▶ [WHAT YOU SHOULD DO]:
Only lines with the word "Bytes" are needed; collect each of them from the listing below.

▶ [MATERIAL FOR THIS EXERCISE]:
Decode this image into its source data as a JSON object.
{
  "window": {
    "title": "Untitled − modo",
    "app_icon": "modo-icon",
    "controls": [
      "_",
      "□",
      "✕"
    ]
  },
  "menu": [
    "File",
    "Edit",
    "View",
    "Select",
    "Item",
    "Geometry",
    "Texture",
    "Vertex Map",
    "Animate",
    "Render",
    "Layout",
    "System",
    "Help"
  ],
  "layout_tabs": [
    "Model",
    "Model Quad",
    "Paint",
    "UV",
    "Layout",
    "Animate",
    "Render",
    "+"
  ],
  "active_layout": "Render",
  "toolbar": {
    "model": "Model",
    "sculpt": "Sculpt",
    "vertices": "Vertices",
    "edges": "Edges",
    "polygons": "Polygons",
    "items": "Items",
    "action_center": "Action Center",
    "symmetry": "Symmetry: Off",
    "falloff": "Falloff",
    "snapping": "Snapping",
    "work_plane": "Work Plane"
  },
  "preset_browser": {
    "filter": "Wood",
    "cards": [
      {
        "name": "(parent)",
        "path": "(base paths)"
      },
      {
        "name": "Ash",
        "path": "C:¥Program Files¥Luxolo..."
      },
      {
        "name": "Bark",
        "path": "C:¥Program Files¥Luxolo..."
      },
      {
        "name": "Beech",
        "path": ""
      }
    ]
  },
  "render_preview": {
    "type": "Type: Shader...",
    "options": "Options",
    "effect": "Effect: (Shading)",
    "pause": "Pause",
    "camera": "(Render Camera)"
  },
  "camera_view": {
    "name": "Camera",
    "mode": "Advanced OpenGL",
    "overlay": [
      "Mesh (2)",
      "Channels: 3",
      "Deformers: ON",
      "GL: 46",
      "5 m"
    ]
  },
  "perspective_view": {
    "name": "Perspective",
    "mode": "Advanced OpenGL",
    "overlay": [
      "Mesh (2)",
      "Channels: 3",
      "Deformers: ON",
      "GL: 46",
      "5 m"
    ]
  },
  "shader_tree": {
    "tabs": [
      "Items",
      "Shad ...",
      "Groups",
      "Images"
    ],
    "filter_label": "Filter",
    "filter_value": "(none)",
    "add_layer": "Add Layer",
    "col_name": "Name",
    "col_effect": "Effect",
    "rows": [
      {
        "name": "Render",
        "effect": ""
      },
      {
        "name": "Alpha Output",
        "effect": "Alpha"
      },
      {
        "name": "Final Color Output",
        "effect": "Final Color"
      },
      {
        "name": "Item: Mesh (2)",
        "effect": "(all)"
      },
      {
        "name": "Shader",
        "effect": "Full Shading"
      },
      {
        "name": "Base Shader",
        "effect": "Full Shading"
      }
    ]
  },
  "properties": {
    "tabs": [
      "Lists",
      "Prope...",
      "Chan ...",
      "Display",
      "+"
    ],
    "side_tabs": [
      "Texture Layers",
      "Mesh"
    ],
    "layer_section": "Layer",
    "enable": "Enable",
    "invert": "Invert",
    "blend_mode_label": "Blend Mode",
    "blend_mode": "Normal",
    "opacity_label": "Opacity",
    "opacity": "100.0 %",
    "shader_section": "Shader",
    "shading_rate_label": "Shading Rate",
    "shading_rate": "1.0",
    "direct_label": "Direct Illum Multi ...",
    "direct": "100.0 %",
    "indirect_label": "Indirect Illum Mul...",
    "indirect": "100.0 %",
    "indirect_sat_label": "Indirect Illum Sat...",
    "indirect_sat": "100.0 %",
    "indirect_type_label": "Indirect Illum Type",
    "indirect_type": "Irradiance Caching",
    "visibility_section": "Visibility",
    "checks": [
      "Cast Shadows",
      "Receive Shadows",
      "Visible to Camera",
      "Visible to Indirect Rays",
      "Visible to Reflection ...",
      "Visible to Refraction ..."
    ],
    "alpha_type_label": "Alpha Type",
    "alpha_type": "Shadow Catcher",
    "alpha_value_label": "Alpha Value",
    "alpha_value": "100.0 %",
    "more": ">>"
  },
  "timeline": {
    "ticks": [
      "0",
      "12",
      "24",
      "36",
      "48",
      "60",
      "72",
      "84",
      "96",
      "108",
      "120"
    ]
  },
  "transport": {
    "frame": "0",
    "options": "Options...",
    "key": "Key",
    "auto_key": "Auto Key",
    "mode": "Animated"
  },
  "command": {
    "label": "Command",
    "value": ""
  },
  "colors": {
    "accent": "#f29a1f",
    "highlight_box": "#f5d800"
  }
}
* * *
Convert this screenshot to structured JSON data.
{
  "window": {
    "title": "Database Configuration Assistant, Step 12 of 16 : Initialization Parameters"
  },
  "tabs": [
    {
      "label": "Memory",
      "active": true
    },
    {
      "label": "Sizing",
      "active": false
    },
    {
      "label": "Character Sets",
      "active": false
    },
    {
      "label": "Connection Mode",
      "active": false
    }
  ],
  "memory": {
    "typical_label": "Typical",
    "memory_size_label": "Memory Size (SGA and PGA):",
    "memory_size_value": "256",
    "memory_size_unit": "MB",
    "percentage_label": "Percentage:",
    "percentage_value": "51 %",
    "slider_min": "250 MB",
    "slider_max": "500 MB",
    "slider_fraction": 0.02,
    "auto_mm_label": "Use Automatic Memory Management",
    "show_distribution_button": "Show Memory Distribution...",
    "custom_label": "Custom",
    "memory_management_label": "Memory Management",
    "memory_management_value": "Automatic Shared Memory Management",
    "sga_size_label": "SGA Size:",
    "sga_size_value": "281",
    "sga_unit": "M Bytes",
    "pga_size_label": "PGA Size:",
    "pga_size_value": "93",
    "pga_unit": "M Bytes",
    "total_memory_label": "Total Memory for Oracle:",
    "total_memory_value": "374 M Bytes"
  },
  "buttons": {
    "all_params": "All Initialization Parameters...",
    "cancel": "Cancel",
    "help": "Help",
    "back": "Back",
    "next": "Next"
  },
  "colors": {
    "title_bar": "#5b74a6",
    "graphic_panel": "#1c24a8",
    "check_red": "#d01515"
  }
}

▶ [TASK OUTPUT]:
    "sga_unit": "M Bytes",
    "pga_unit": "M Bytes",
    "total_memory_value": "374 M Bytes"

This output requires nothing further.